TASK DETAILS » Rewrite the records from their first line through the line containing "ship-marker xyxy=(135,1214,141,1220)", including that line, as a numbered list, and leave out any blank lines.

SUPPLIED MATERIAL »
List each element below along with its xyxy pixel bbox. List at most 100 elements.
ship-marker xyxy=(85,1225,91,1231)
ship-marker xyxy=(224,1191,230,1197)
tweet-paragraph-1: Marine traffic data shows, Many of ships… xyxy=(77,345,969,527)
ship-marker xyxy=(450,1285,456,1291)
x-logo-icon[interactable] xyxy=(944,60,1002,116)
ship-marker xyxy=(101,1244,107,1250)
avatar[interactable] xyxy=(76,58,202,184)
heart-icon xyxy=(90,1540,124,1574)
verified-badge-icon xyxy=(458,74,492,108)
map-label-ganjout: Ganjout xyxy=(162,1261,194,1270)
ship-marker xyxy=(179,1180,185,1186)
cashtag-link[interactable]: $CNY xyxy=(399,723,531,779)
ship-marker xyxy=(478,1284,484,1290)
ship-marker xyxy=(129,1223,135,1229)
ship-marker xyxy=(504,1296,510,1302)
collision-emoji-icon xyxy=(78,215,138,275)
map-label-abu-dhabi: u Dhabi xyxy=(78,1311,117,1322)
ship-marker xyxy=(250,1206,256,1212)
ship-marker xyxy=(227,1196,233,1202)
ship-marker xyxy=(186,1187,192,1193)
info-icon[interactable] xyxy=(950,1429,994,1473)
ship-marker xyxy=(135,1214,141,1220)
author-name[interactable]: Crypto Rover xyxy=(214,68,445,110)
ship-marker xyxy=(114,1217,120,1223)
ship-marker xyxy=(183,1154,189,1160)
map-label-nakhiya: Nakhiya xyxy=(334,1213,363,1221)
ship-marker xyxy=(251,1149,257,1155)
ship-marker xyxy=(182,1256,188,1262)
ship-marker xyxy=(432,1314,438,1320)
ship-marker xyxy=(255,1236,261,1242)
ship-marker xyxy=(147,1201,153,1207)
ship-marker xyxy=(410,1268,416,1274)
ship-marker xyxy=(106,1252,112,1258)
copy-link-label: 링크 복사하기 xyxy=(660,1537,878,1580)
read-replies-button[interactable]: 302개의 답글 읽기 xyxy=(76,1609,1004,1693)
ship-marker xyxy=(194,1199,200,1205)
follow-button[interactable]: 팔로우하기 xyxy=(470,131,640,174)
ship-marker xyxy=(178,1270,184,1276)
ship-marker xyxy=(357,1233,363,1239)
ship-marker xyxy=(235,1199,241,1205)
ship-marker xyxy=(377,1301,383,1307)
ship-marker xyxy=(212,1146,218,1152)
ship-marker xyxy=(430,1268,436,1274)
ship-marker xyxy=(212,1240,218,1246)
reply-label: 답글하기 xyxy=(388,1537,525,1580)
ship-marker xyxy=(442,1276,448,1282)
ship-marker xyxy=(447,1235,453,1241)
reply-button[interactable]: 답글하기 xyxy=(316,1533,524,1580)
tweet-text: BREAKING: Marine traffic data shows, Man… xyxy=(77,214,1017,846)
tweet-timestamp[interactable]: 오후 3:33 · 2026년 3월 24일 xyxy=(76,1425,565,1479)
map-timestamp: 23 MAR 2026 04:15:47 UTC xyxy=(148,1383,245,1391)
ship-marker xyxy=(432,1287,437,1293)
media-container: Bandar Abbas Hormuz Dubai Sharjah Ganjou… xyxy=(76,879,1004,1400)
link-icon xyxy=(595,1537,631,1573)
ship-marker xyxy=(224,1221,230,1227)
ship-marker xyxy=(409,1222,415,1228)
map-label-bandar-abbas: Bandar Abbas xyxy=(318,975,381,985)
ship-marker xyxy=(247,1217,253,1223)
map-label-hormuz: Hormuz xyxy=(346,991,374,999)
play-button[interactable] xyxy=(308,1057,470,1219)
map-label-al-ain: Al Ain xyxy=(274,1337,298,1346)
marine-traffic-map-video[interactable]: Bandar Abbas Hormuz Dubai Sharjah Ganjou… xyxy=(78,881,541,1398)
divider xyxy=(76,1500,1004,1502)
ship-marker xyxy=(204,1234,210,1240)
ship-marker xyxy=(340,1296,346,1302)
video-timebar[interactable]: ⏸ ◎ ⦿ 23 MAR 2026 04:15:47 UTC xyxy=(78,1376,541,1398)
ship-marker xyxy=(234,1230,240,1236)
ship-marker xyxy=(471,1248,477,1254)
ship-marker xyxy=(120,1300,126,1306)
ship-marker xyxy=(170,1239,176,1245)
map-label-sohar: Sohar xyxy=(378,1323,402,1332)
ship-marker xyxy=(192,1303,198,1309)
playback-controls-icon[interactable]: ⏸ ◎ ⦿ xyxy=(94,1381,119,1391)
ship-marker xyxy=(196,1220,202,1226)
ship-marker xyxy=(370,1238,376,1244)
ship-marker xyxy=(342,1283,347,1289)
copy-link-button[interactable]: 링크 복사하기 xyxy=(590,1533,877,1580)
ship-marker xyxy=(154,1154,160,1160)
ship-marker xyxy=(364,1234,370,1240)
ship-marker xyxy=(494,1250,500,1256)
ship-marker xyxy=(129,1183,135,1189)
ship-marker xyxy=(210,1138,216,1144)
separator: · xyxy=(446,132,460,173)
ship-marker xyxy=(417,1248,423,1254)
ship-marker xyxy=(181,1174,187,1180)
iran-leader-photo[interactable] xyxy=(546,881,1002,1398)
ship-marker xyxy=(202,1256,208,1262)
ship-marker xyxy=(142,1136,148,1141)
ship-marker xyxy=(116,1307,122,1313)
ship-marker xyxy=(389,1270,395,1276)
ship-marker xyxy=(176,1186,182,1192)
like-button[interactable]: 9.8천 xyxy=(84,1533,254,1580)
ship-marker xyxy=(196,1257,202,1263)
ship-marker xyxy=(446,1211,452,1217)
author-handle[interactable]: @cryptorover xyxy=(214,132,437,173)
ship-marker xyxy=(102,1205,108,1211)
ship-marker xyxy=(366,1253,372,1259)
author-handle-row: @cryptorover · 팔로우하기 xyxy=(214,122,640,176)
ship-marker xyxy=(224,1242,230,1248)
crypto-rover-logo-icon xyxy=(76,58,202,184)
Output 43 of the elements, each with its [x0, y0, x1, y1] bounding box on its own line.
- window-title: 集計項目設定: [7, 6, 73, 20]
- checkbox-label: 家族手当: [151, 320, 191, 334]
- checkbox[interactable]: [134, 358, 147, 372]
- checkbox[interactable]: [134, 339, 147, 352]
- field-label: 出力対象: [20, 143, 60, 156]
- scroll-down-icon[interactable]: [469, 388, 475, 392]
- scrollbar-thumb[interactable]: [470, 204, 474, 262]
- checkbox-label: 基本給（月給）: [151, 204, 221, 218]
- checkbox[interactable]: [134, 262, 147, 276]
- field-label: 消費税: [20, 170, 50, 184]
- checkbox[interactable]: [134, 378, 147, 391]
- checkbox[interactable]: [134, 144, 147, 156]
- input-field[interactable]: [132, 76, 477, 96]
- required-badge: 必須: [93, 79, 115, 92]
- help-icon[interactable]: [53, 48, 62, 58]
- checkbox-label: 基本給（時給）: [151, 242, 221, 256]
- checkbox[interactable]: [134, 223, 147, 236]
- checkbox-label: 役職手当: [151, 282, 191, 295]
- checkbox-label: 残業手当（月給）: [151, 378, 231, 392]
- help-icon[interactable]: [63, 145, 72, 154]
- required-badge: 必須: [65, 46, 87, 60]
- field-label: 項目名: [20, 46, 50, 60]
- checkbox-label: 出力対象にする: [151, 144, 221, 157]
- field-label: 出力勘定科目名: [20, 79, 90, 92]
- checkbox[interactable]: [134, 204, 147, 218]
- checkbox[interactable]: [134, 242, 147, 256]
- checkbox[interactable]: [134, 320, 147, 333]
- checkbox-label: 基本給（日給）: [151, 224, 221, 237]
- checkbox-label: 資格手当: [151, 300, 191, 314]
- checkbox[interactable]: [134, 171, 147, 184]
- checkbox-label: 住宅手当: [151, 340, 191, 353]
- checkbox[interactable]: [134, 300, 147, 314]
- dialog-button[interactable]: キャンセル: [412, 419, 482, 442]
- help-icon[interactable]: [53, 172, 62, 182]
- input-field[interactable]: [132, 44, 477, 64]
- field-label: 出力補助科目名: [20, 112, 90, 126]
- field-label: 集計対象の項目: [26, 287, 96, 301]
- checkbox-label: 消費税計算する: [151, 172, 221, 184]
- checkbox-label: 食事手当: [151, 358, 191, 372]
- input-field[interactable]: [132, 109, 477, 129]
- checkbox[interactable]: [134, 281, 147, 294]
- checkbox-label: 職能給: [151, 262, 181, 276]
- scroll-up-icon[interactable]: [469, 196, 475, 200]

RESULT OF THIS EXERCISE »
1. List each element below along with its xyxy pixel bbox. List at most 100 elements.
2. ship-marker xyxy=(85,1225,91,1231)
3. ship-marker xyxy=(224,1191,230,1197)
4. tweet-paragraph-1: Marine traffic data shows, Many of ships… xyxy=(77,345,969,527)
5. ship-marker xyxy=(450,1285,456,1291)
6. x-logo-icon[interactable] xyxy=(944,60,1002,116)
7. ship-marker xyxy=(101,1244,107,1250)
8. avatar[interactable] xyxy=(76,58,202,184)
9. heart-icon xyxy=(90,1540,124,1574)
10. verified-badge-icon xyxy=(458,74,492,108)
11. map-label-ganjout: Ganjout xyxy=(162,1261,194,1270)
12. ship-marker xyxy=(179,1180,185,1186)
13. cashtag-link[interactable]: $CNY xyxy=(399,723,531,779)
14. ship-marker xyxy=(478,1284,484,1290)
15. ship-marker xyxy=(129,1223,135,1229)
16. ship-marker xyxy=(504,1296,510,1302)
17. collision-emoji-icon xyxy=(78,215,138,275)
18. map-label-abu-dhabi: u Dhabi xyxy=(78,1311,117,1322)
19. ship-marker xyxy=(250,1206,256,1212)
20. ship-marker xyxy=(227,1196,233,1202)
21. ship-marker xyxy=(186,1187,192,1193)
22. info-icon[interactable] xyxy=(950,1429,994,1473)
23. ship-marker xyxy=(135,1214,141,1220)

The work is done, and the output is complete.